**WHAT IS REQUIRED**
Look through the data below. Show each line where the string "JSON" occurs.
___ ENTRIES SHOWN ___
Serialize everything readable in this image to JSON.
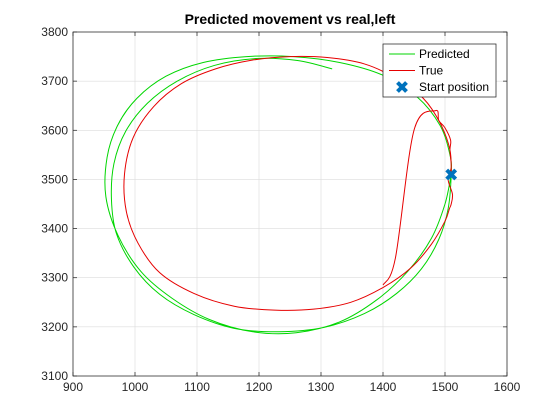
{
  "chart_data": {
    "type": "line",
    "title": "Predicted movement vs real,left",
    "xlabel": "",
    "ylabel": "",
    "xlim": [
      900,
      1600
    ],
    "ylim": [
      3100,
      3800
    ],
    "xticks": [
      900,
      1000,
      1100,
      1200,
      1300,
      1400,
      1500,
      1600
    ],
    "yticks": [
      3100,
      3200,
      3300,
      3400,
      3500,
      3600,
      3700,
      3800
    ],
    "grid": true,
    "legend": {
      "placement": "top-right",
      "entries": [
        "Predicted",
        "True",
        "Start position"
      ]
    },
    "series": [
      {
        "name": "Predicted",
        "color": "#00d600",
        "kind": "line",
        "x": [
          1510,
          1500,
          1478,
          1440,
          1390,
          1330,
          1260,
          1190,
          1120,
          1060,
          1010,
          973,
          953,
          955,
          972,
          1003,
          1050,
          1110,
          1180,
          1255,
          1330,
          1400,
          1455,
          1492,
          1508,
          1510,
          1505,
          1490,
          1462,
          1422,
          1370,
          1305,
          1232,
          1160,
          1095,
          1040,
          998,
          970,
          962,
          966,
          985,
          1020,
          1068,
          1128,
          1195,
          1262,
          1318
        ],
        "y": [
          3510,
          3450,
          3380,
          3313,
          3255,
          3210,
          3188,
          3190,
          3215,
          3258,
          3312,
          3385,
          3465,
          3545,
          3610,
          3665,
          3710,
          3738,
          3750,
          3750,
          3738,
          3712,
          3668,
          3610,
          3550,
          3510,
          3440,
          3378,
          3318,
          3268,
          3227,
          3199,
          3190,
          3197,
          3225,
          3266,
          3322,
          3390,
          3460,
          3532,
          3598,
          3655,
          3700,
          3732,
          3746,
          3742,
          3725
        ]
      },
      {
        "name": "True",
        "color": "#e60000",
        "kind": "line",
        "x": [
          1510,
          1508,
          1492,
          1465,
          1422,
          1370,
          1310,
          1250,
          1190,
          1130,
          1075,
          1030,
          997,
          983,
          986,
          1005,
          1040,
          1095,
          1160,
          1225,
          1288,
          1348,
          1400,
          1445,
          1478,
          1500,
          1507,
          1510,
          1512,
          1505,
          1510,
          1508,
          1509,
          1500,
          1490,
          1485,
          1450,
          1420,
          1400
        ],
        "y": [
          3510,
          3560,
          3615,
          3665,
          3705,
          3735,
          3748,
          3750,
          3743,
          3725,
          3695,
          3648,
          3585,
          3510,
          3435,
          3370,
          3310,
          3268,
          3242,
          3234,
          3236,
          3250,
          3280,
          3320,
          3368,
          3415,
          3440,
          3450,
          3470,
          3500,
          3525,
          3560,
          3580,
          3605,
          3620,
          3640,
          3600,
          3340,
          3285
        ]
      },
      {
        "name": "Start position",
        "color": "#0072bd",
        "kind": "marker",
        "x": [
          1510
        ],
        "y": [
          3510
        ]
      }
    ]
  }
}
___
___ ENTRIES SHOWN ___
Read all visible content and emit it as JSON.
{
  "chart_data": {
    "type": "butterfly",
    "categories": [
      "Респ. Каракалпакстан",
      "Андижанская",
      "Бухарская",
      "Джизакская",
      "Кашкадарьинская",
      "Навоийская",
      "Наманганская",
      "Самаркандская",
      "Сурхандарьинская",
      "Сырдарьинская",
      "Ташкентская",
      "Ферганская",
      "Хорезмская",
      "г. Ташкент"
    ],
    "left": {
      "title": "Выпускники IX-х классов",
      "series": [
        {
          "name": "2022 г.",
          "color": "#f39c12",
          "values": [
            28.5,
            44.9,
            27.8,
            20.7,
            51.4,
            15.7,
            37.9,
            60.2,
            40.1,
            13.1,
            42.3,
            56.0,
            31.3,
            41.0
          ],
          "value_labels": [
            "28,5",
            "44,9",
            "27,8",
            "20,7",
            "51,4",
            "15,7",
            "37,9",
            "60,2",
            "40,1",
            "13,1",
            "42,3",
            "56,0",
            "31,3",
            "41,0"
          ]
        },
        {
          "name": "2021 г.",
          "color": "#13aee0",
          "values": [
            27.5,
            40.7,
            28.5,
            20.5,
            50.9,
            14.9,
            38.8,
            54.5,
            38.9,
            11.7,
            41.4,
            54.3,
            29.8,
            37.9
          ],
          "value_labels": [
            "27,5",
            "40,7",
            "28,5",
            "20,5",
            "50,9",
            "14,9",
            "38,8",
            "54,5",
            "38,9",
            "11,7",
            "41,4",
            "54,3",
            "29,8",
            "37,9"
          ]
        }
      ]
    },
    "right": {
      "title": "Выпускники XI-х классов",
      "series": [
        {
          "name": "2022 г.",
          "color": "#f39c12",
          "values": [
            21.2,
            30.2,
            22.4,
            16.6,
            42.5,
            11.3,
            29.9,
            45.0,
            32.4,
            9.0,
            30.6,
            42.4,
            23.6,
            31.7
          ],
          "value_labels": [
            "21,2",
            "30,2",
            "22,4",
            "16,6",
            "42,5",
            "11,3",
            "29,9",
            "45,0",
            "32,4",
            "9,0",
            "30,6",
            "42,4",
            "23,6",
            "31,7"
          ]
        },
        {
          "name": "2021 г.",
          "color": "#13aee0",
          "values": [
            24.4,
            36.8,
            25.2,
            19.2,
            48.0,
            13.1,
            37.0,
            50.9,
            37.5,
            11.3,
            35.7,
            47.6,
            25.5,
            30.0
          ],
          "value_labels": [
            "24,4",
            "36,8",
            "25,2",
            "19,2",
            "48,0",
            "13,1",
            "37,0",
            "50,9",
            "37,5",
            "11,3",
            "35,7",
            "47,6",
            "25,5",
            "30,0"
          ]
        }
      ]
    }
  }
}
___
**OUTPUT FOR THIS TASK**
Serialize everything readable in this image to JSON.
Read all visible content and emit it as JSON.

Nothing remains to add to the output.